- [Problem description]:
Give only a count of the lines that include the string "Scale".

[Stored data]

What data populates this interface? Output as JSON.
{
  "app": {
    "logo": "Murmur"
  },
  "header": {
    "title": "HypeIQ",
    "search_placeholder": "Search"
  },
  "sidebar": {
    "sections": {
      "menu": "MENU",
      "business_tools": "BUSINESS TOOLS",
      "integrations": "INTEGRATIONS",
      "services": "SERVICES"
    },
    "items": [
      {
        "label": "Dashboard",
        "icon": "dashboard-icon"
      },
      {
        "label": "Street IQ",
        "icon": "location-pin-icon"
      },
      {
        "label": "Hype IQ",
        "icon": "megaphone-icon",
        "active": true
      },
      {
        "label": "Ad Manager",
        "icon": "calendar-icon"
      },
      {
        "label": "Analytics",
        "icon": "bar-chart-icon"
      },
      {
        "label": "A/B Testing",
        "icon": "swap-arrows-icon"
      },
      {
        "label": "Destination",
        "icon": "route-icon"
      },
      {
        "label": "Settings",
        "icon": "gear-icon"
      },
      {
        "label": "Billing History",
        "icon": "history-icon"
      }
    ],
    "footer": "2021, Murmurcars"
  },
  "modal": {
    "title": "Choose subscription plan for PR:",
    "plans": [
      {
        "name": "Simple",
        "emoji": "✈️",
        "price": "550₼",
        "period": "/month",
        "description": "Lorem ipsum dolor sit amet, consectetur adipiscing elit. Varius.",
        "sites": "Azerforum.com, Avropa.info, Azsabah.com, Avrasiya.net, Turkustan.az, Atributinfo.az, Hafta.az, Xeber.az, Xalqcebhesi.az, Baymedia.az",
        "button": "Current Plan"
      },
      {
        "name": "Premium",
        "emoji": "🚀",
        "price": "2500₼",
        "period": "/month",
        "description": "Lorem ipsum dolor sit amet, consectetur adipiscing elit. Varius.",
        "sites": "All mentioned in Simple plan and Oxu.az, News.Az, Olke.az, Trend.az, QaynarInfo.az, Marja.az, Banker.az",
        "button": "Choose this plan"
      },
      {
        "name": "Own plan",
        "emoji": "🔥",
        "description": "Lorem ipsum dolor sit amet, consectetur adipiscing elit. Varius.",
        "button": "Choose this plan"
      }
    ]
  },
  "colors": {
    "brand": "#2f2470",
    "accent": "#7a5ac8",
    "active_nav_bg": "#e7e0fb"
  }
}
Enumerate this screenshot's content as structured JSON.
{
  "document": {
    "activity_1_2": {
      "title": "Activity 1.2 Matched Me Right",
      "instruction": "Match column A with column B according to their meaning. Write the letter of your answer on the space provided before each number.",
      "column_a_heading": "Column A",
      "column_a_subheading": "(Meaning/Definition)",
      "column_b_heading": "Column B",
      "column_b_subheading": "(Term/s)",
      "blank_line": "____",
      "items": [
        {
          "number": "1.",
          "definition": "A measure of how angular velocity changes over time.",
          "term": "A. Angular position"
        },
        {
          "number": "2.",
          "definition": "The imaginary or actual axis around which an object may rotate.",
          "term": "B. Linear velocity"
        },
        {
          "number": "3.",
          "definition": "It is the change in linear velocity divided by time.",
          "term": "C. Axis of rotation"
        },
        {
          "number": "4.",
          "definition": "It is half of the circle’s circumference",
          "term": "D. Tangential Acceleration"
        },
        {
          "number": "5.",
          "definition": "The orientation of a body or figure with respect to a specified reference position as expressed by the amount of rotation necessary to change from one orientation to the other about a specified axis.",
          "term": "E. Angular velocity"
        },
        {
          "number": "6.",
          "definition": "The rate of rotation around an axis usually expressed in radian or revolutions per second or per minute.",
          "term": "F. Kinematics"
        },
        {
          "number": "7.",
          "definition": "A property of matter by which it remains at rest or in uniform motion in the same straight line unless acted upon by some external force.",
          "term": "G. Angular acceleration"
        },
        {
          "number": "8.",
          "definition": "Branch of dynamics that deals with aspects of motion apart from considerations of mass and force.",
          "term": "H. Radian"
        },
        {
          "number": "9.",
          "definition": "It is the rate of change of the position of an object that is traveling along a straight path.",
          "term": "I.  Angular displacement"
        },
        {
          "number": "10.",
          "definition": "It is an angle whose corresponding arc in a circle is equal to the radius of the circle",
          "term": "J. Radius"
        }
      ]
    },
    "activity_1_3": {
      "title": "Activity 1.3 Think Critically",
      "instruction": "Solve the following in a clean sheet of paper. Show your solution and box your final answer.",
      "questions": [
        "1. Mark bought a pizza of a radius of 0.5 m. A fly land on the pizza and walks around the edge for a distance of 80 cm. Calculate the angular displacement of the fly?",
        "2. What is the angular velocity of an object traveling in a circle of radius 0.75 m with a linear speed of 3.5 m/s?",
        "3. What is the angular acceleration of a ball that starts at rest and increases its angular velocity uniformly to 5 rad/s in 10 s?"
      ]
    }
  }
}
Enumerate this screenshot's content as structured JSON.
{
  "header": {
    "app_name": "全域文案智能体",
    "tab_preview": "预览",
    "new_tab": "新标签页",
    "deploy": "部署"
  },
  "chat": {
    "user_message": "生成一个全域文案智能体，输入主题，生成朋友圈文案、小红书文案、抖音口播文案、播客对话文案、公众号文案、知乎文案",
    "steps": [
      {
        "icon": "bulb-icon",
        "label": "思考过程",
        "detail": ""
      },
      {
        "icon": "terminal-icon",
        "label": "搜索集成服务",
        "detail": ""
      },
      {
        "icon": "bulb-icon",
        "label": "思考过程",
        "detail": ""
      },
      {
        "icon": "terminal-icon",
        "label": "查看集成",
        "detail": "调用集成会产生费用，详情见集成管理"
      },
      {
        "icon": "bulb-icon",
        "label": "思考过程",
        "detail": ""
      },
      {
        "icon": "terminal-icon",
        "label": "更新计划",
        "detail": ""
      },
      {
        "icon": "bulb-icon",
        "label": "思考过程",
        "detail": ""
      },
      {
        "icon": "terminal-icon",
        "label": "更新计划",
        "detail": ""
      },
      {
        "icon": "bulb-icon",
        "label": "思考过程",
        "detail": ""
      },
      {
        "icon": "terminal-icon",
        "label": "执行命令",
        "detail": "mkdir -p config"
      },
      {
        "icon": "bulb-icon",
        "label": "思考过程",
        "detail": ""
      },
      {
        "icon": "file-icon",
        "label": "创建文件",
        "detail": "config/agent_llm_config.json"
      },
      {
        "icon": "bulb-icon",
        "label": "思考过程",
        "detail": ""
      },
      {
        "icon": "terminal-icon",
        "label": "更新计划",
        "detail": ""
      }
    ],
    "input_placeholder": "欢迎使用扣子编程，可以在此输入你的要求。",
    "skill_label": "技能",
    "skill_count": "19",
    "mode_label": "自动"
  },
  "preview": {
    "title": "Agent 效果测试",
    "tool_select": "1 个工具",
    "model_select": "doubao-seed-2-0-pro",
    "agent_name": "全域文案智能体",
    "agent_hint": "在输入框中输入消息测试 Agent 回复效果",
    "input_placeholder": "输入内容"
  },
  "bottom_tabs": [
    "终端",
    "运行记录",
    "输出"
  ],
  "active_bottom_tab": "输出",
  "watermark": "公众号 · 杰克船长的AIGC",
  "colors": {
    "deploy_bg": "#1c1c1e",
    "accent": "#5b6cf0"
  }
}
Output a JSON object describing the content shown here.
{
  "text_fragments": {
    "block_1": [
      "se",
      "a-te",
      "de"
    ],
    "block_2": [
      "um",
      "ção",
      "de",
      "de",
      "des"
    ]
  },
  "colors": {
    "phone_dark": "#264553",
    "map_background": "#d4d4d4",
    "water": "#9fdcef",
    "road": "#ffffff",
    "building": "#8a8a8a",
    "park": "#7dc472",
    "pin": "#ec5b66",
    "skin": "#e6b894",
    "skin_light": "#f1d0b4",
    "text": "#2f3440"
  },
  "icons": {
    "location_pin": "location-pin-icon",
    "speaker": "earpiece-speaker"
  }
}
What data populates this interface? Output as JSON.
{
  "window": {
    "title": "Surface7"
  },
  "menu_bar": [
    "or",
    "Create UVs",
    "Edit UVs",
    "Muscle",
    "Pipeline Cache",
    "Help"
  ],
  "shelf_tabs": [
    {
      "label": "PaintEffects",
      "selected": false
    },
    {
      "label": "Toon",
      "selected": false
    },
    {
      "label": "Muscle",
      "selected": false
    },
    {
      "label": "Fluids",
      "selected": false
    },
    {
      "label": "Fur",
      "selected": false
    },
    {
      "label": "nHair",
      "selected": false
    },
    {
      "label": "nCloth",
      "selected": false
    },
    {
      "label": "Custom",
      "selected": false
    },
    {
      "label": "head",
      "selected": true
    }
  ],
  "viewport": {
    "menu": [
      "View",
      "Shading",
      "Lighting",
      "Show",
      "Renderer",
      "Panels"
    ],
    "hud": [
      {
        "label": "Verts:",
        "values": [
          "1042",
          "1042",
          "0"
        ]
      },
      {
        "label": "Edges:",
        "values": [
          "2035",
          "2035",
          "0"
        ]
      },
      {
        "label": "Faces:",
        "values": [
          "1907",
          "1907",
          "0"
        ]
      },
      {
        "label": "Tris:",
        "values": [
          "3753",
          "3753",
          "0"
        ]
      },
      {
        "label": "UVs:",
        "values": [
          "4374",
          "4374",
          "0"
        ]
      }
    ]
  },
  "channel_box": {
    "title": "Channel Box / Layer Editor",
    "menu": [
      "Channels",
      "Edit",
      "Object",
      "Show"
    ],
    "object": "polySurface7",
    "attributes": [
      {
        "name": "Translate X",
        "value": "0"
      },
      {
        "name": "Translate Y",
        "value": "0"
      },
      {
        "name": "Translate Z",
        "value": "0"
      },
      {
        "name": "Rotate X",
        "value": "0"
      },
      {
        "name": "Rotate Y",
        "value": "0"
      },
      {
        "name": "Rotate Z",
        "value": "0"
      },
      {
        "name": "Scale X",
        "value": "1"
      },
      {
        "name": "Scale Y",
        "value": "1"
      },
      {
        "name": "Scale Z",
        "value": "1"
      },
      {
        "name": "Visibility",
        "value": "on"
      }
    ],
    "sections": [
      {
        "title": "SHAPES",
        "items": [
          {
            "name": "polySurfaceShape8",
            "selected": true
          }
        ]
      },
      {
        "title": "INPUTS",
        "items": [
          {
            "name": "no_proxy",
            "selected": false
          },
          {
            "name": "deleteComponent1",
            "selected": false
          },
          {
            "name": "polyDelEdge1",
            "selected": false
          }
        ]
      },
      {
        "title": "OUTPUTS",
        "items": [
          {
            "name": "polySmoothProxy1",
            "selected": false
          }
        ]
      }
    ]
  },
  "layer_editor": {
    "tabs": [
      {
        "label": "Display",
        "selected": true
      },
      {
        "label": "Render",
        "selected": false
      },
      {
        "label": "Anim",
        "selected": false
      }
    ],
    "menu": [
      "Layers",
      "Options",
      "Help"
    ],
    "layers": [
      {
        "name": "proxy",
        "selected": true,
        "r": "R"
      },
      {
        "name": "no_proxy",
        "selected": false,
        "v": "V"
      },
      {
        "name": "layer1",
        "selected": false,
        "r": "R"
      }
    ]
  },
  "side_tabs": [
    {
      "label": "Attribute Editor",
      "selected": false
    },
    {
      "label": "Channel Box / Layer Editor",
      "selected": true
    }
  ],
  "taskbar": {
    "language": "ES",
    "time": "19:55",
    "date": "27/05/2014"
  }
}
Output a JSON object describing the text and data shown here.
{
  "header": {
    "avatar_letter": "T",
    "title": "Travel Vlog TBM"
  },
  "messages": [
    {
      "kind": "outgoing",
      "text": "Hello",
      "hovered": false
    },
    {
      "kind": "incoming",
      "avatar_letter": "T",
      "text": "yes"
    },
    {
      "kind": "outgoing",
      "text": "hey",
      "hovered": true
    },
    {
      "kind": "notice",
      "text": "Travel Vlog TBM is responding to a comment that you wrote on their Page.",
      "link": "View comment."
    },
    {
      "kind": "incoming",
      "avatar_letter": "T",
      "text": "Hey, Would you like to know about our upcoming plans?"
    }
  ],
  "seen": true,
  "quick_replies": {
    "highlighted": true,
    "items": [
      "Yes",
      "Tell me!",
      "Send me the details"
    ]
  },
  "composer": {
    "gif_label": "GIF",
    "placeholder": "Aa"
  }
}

- [Right answer]:
3